Work required> Look through the material and copy each line holding "background".

● ● ●

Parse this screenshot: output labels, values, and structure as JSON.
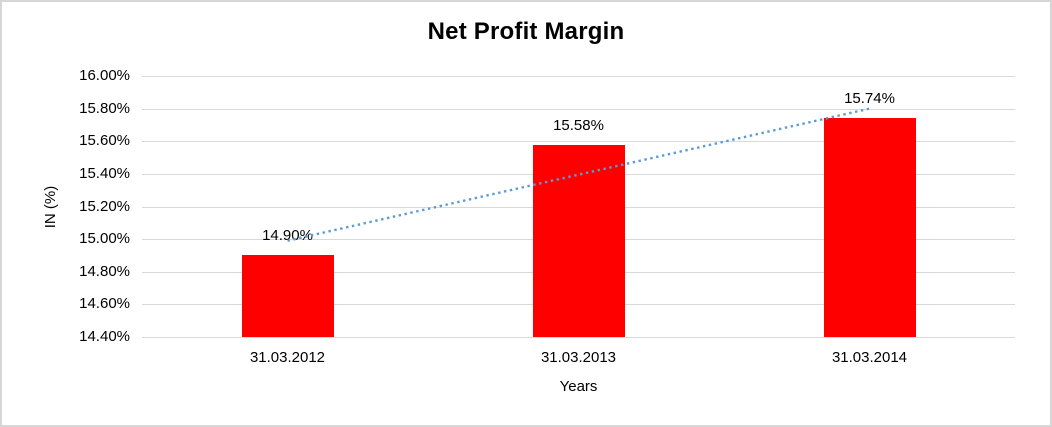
{
  "chart_data": {
    "type": "bar",
    "title": "Net Profit Margin",
    "xlabel": "Years",
    "ylabel": "IN (%)",
    "categories": [
      "31.03.2012",
      "31.03.2013",
      "31.03.2014"
    ],
    "values": [
      14.9,
      15.58,
      15.74
    ],
    "data_labels": [
      "14.90%",
      "15.58%",
      "15.74%"
    ],
    "ylim": [
      14.4,
      16.0
    ],
    "ytick_interval": 0.2,
    "ytick_labels": [
      "16.00%",
      "15.80%",
      "15.60%",
      "15.40%",
      "15.20%",
      "15.00%",
      "14.80%",
      "14.60%",
      "14.40%"
    ],
    "grid": true,
    "legend": "none",
    "trendline": {
      "type": "linear",
      "line_style": "dotted",
      "start_value": 14.99,
      "end_value": 15.8
    },
    "colors": {
      "bar": "#FF0000",
      "trendline": "#5B9BD5",
      "gridline": "#D9D9D9",
      "text": "#000000",
      "background": "#FFFFFF",
      "border": "#D6D6D6"
    }
  }
}
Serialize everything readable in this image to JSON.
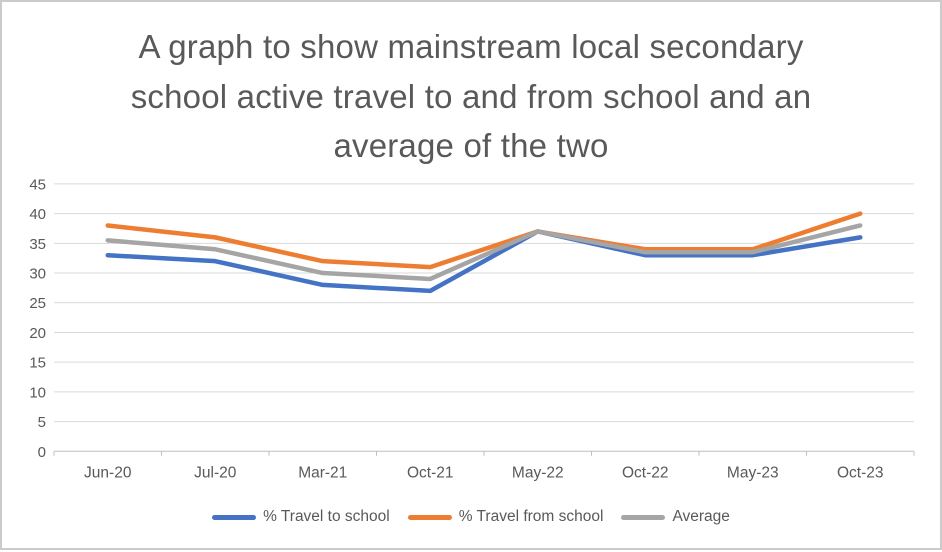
{
  "window": {
    "background": "#ffffff",
    "border_color": "#cbcbcb"
  },
  "chart_data": {
    "type": "line",
    "title": "A graph to show mainstream local secondary school active travel to and from school and an average of the two",
    "categories": [
      "Jun-20",
      "Jul-20",
      "Mar-21",
      "Oct-21",
      "May-22",
      "Oct-22",
      "May-23",
      "Oct-23"
    ],
    "series": [
      {
        "name": "% Travel to school",
        "color": "#4472C4",
        "values": [
          33,
          32,
          28,
          27,
          37,
          33,
          33,
          36
        ]
      },
      {
        "name": "% Travel from school",
        "color": "#ED7D31",
        "values": [
          38,
          36,
          32,
          31,
          37,
          34,
          34,
          40
        ]
      },
      {
        "name": "Average",
        "color": "#A5A5A5",
        "values": [
          35.5,
          34,
          30,
          29,
          37,
          33.5,
          33.5,
          38
        ]
      }
    ],
    "y_axis": {
      "min": 0,
      "max": 45,
      "step": 5,
      "ticks": [
        0,
        5,
        10,
        15,
        20,
        25,
        30,
        35,
        40,
        45
      ]
    },
    "xlabel": "",
    "ylabel": "",
    "grid": true,
    "legend_position": "bottom"
  },
  "styles": {
    "title_color": "#595959",
    "axis_text_color": "#595959",
    "gridline_color": "#D9D9D9",
    "axis_line_color": "#BFBFBF",
    "line_width": 4.5
  }
}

● ● ●

Answer to the exercise>
      "background": "#FFFFFF",
    "background": "#ffffff",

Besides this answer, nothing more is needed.